> [DIRECTIONS FOR THIS TASK]: For the entries that follow, tally the lines holding the string "生理需要". Give the total and nothing else.

> [SUPPLIED ENTRIES]:
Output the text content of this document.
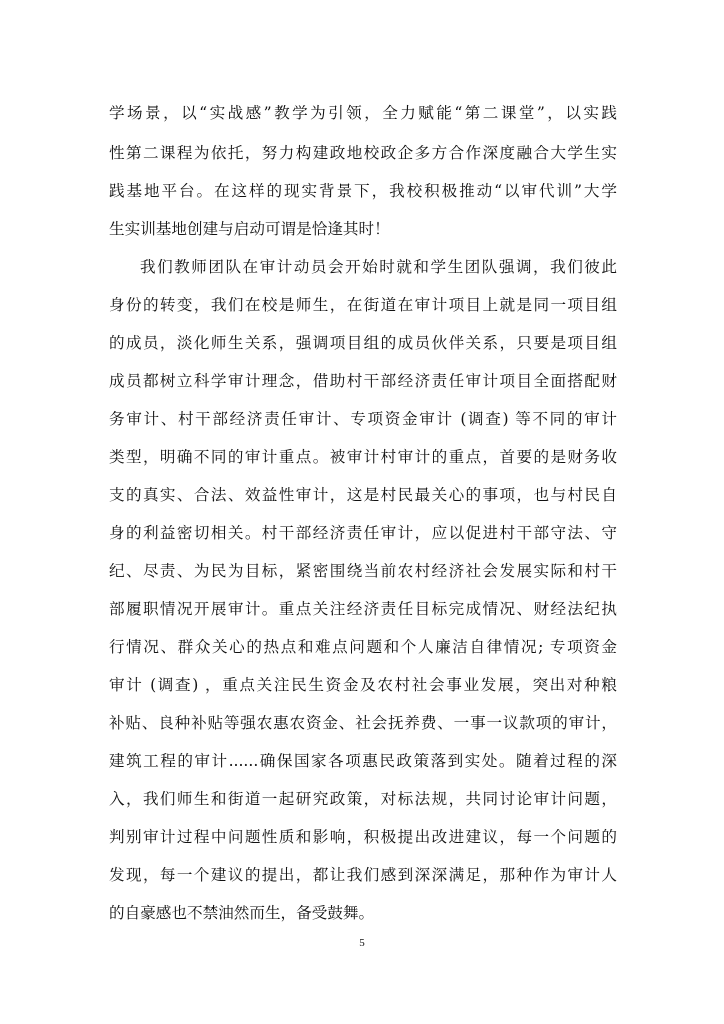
学场景，以“实战感”教学为引领，全力赋能“第二课堂”，以实践
性第二课程为依托，努力构建政地校政企多方合作深度融合大学生实
践基地平台。在这样的现实背景下，我校积极推动“以审代训”大学
生实训基地创建与启动可谓是恰逢其时！
我们教师团队在审计动员会开始时就和学生团队强调，我们彼此
身份的转变，我们在校是师生，在街道在审计项目上就是同一项目组
的成员，淡化师生关系，强调项目组的成员伙伴关系，只要是项目组
成员都树立科学审计理念，借助村干部经济责任审计项目全面搭配财
务审计、村干部经济责任审计、专项资金审计 (调查) 等不同的审计
类型，明确不同的审计重点。被审计村审计的重点，首要的是财务收
支的真实、合法、效益性审计，这是村民最关心的事项，也与村民自
身的利益密切相关。村干部经济责任审计，应以促进村干部守法、守
纪、尽责、为民为目标，紧密围绕当前农村经济社会发展实际和村干
部履职情况开展审计。重点关注经济责任目标完成情况、财经法纪执
行情况、群众关心的热点和难点问题和个人廉洁自律情况; 专项资金
审计 (调查) ，重点关注民生资金及农村社会事业发展，突出对种粮
补贴、良种补贴等强农惠农资金、社会抚养费、一事一议款项的审计，
建筑工程的审计......确保国家各项惠民政策落到实处。随着过程的深
入，我们师生和街道一起研究政策，对标法规，共同讨论审计问题，
判别审计过程中问题性质和影响，积极提出改进建议，每一个问题的
发现，每一个建议的提出，都让我们感到深深满足，那种作为审计人
的自豪感也不禁油然而生，备受鼓舞。
5
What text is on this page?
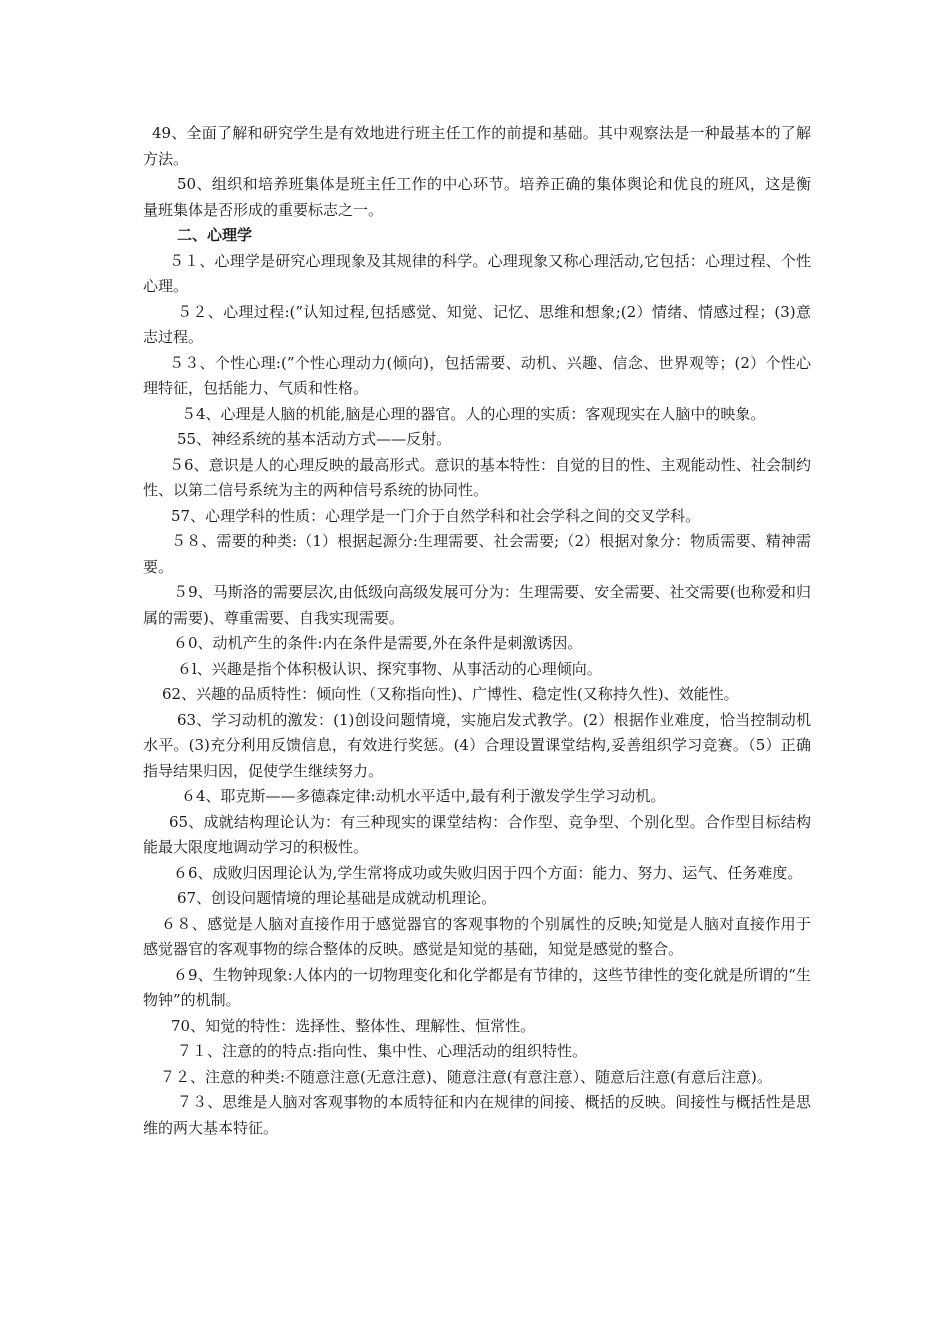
49、全面了解和研究学生是有效地进行班主任工作的前提和基础。其中观察法是一种最基本的了解方法。

50、组织和培养班集体是班主任工作的中心环节。培养正确的集体舆论和优良的班风，这是衡量班集体是否形成的重要标志之一。

二、心理学

５１、心理学是研究心理现象及其规律的科学。心理现象又称心理活动,它包括：心理过程、个性心理。

５２、心理过程:(”认知过程,包括感觉、知觉、记忆、思维和想象;(2）情绪、情感过程；(3)意志过程。

５３、个性心理:(”个性心理动力(倾向)，包括需要、动机、兴趣、信念、世界观等；(2）个性心理特征，包括能力、气质和性格。

５4、心理是人脑的机能,脑是心理的器官。人的心理的实质：客观现实在人脑中的映象。

55、神经系统的基本活动方式——反射。

５6、意识是人的心理反映的最高形式。意识的基本特性：自觉的目的性、主观能动性、社会制约性、以第二信号系统为主的两种信号系统的协同性。

57、心理学科的性质：心理学是一门介于自然学科和社会学科之间的交叉学科。

５８、需要的种类:（1）根据起源分:生理需要、社会需要;（2）根据对象分：物质需要、精神需要。

５9、马斯洛的需要层次,由低级向高级发展可分为：生理需要、安全需要、社交需要(也称爱和归属的需要)、尊重需要、自我实现需要。

６0、动机产生的条件:内在条件是需要,外在条件是刺激诱因。

６l、兴趣是指个体积极认识、探究事物、从事活动的心理倾向。

62、兴趣的品质特性：倾向性（又称指向性)、广博性、稳定性(又称持久性)、效能性。

63、学习动机的激发：(1)创设问题情境，实施启发式教学。(2）根据作业难度，恰当控制动机水平。(3)充分利用反馈信息，有效进行奖惩。(4）合理设置课堂结构,妥善组织学习竞赛。（5）正确指导结果归因，促使学生继续努力。

６4、耶克斯——多德森定律:动机水平适中,最有利于激发学生学习动机。

65、成就结构理论认为：有三种现实的课堂结构：合作型、竞争型、个别化型。合作型目标结构能最大限度地调动学习的积极性。

６6、成败归因理论认为,学生常将成功或失败归因于四个方面：能力、努力、运气、任务难度。

67、创设问题情境的理论基础是成就动机理论。

６８、感觉是人脑对直接作用于感觉器官的客观事物的个别属性的反映;知觉是人脑对直接作用于感觉器官的客观事物的综合整体的反映。感觉是知觉的基础，知觉是感觉的整合。

６9、生物钟现象:人体内的一切物理变化和化学都是有节律的，这些节律性的变化就是所谓的“生物钟”的机制。

70、知觉的特性：选择性、整体性、理解性、恒常性。

７１、注意的的特点:指向性、集中性、心理活动的组织特性。

７２、注意的种类:不随意注意(无意注意)、随意注意(有意注意）、随意后注意(有意后注意)。

７３、思维是人脑对客观事物的本质特征和内在规律的间接、概括的反映。间接性与概括性是思维的两大基本特征。
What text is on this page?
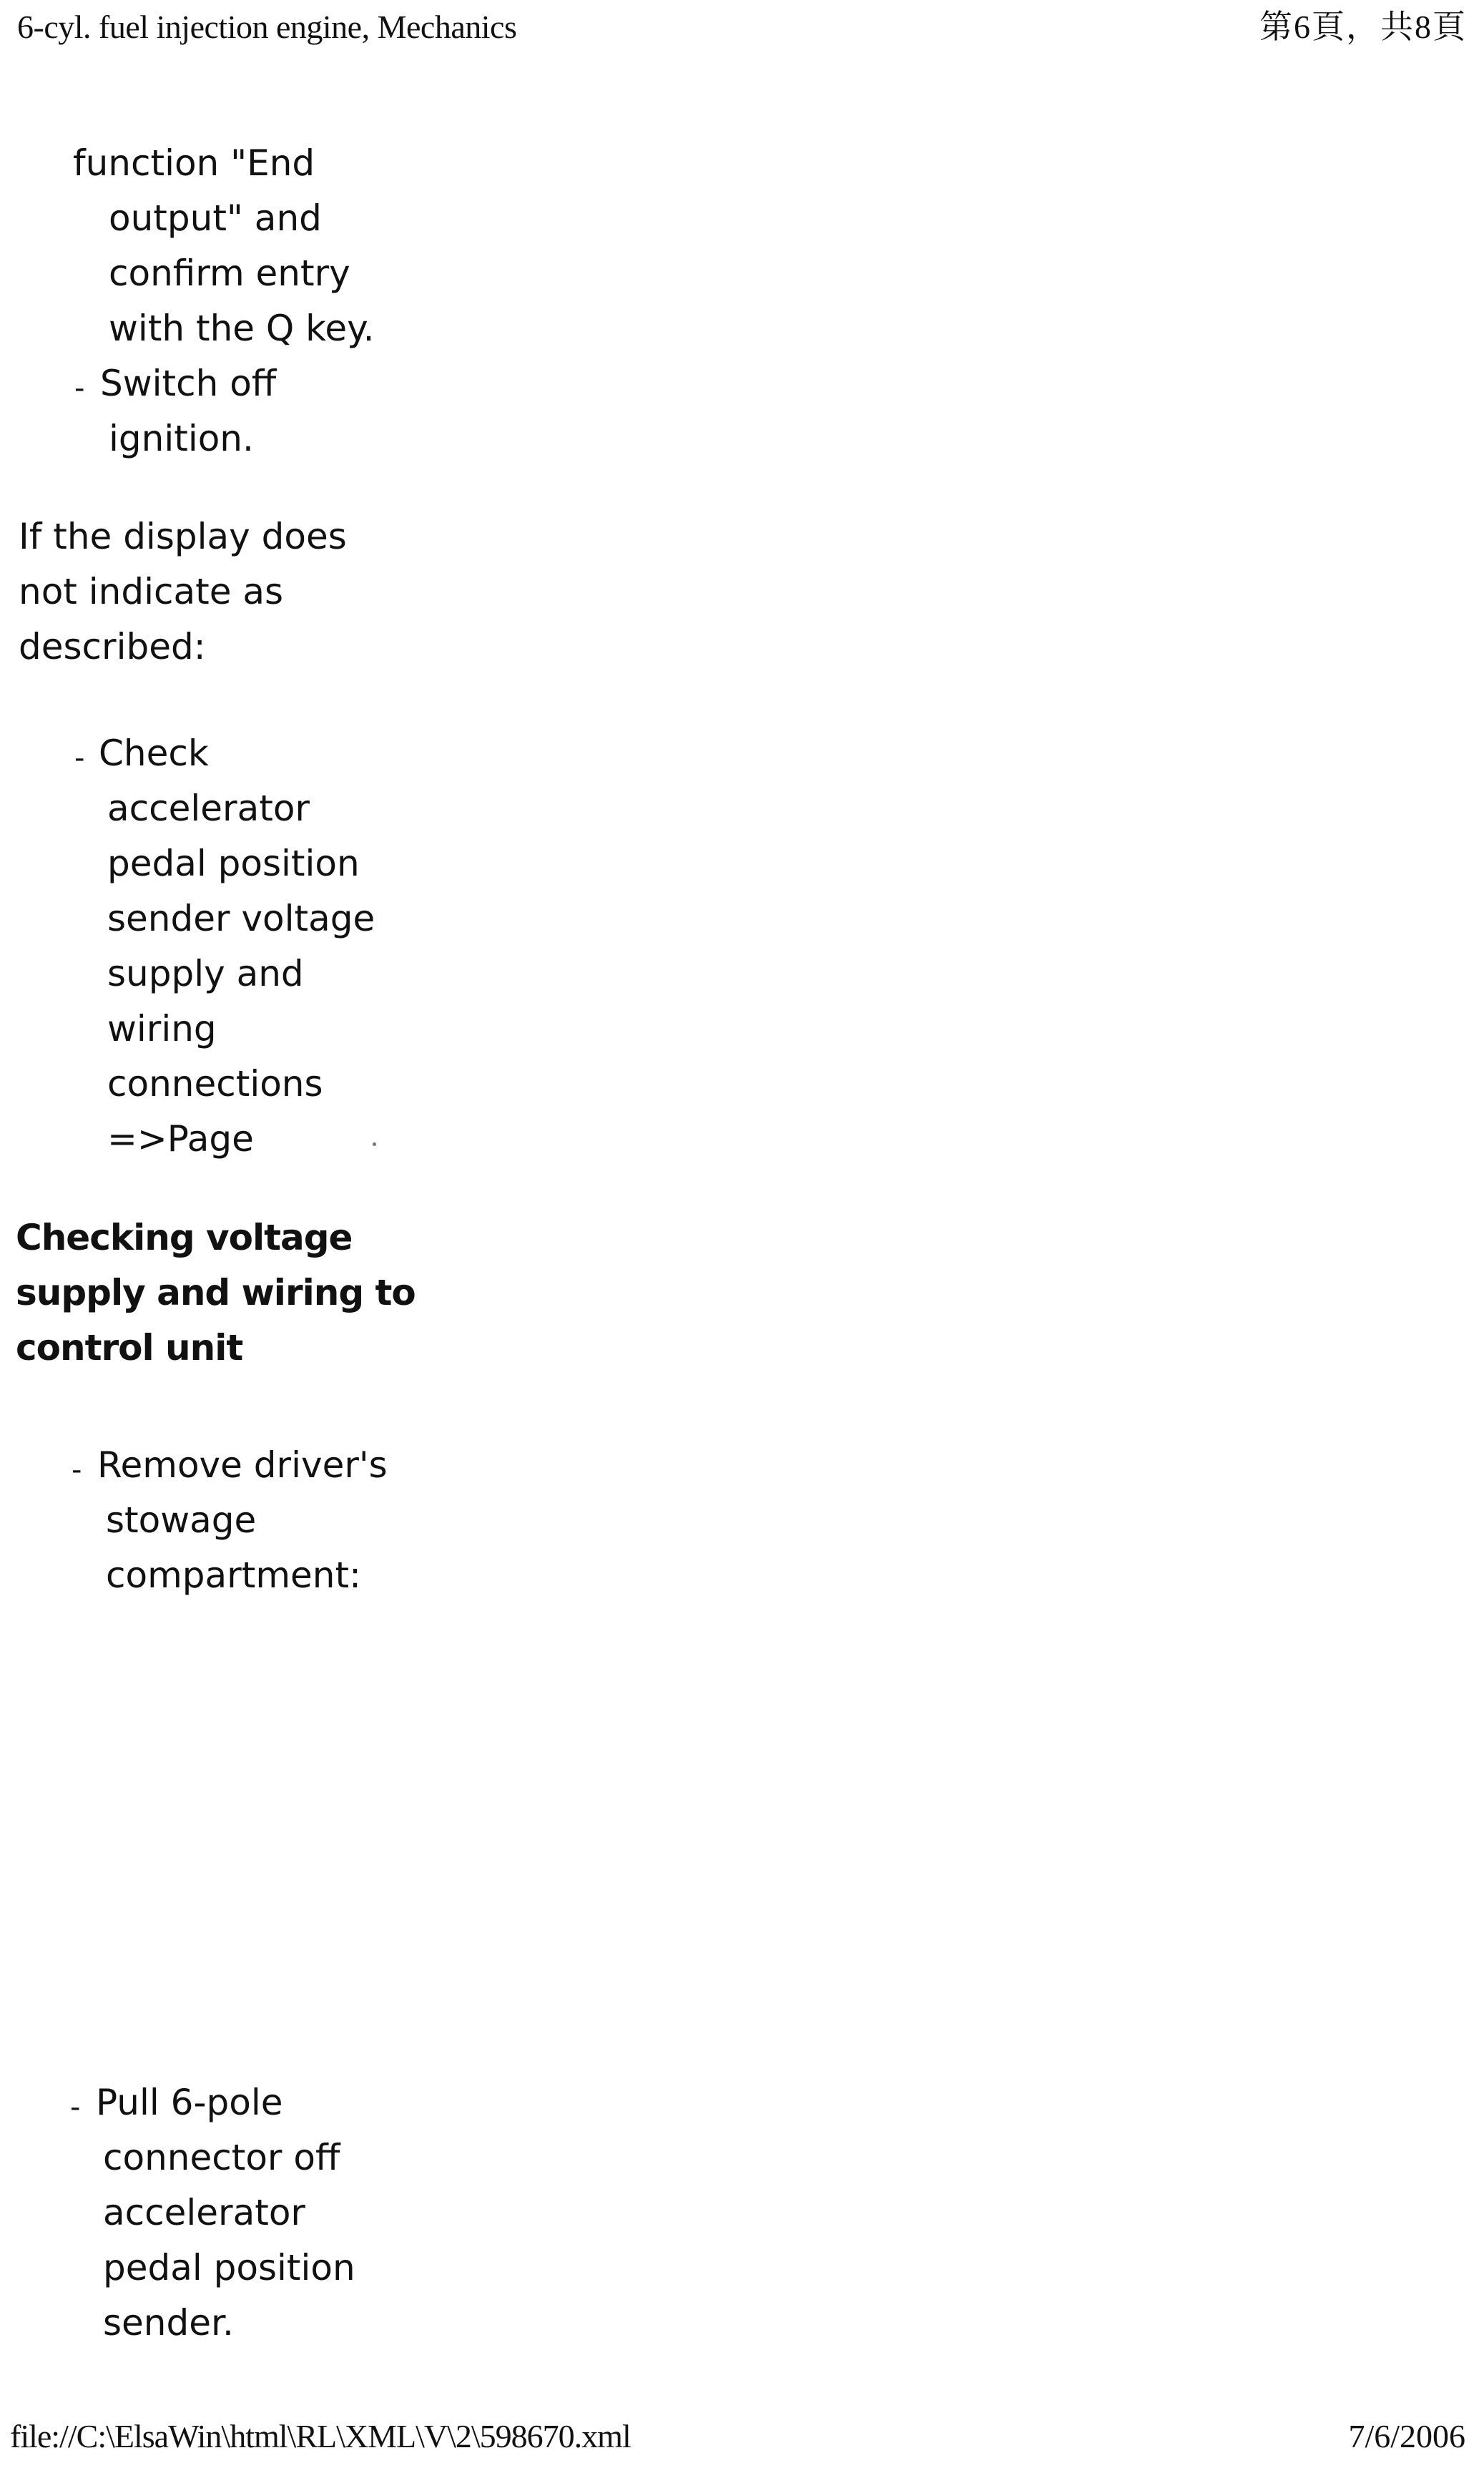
6-cyl. fuel injection engine, Mechanics	第6頁，共8頁
function "End
output" and
confirm entry
with the Q key.
- Switch off
ignition.
If the display does
not indicate as
described:
- Check
accelerator
pedal position
sender voltage
supply and
wiring
connections
=>Page
Checking voltage
supply and wiring to
control unit
- Remove driver's
stowage
compartment:
- Pull 6-pole
connector off
accelerator
pedal position
sender.
file://C:\ElsaWin\html\RL\XML\V\2\598670.xml	7/6/2006
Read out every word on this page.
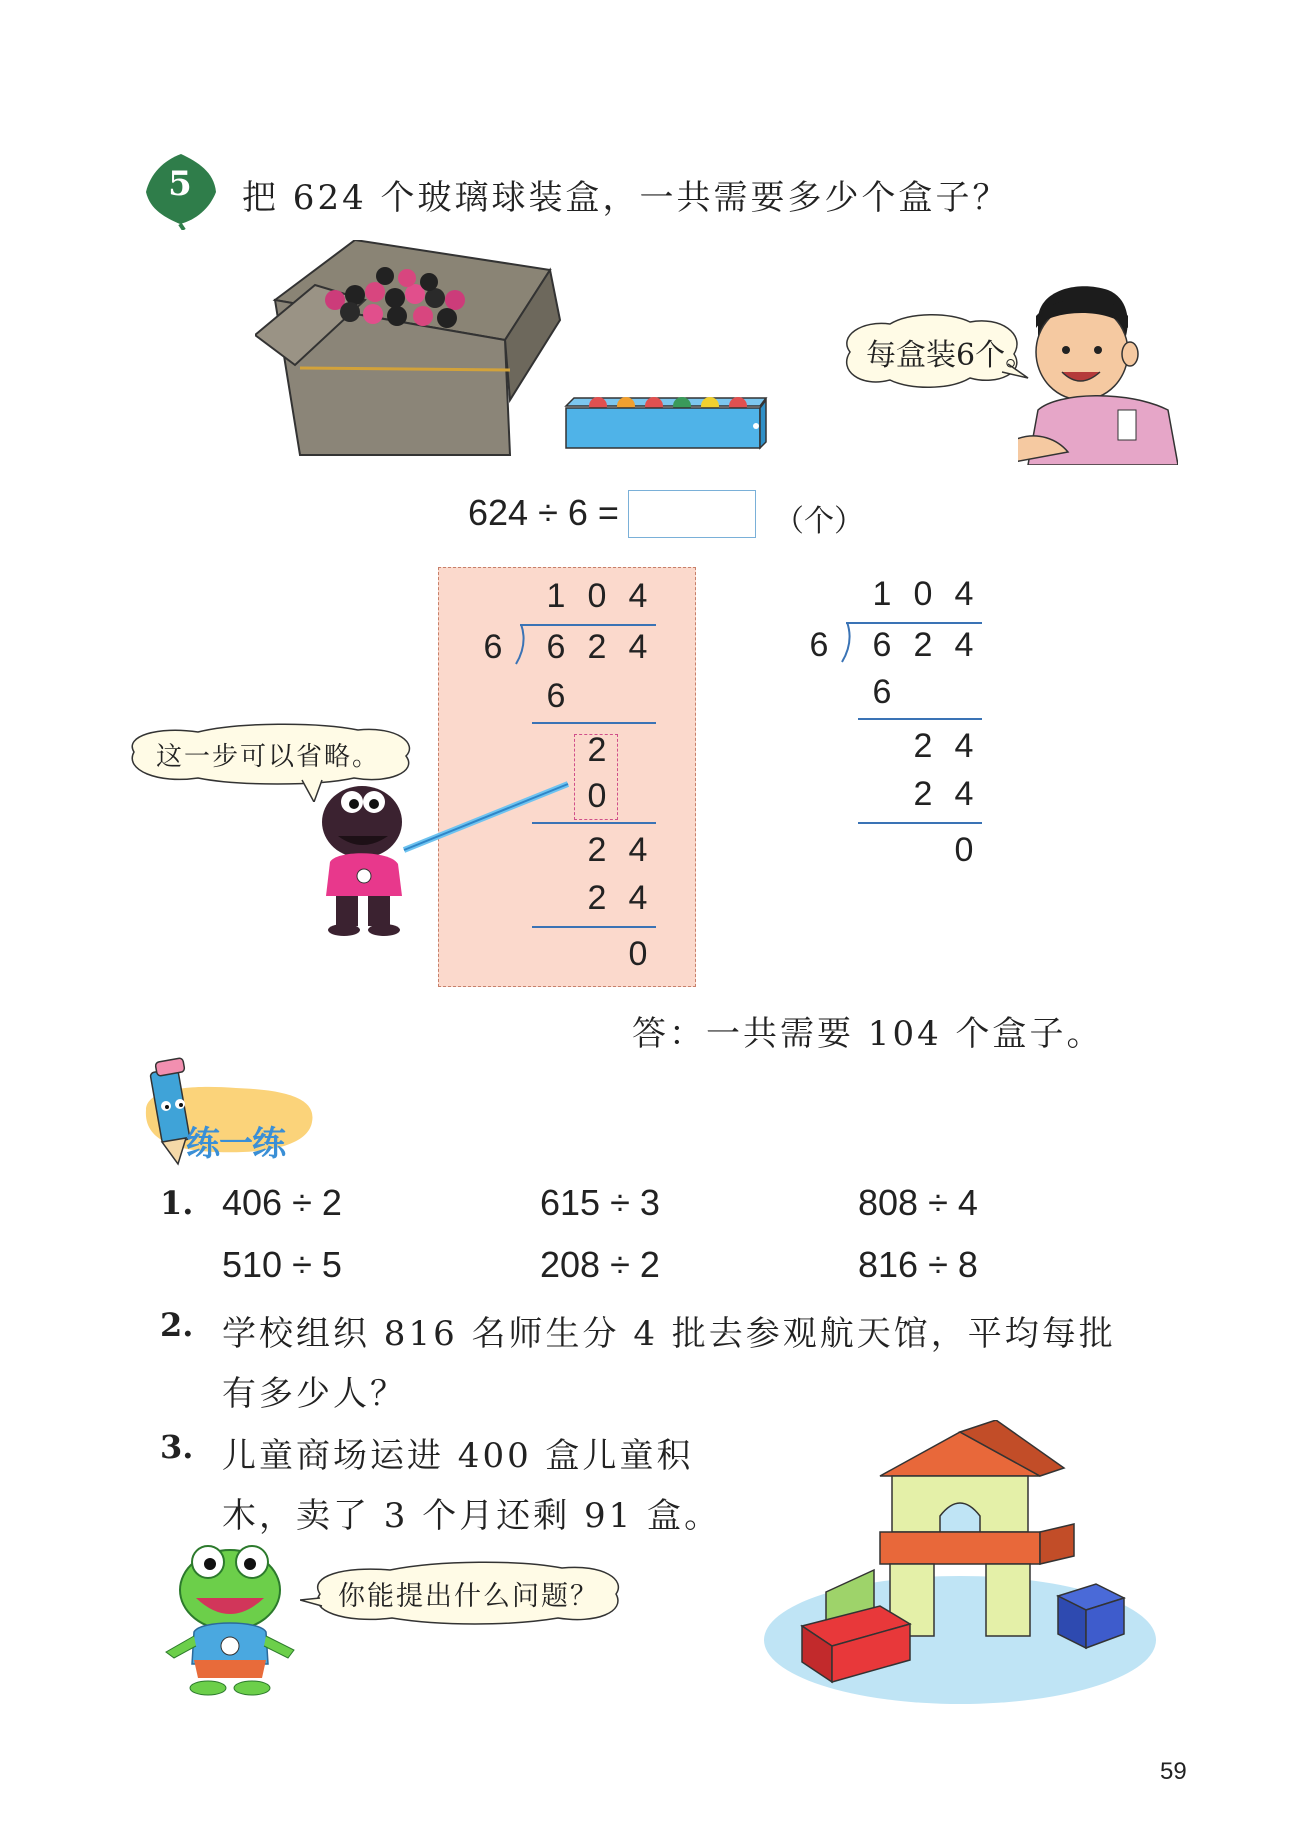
5 把 624 个玻璃球装盒，一共需要多少个盒子？
每盒装6个。
624 ÷ 6 =	（个）
1 0 4
6	6 2 4
6
2
0
2 4
2 4
0
这一步可以省略。
1 0 4
6	6 2 4
6
2 4
2 4
0
答：一共需要 104 个盒子。
练一练
1. 406 ÷ 2	615 ÷ 3	808 ÷ 4
510 ÷ 5	208 ÷ 2	816 ÷ 8
2. 学校组织 816 名师生分 4 批去参观航天馆，平均每批
有多少人？
3. 儿童商场运进 400 盒儿童积
木，卖了 3 个月还剩 91 盒。
你能提出什么问题？
59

> [SOLUTION]: 2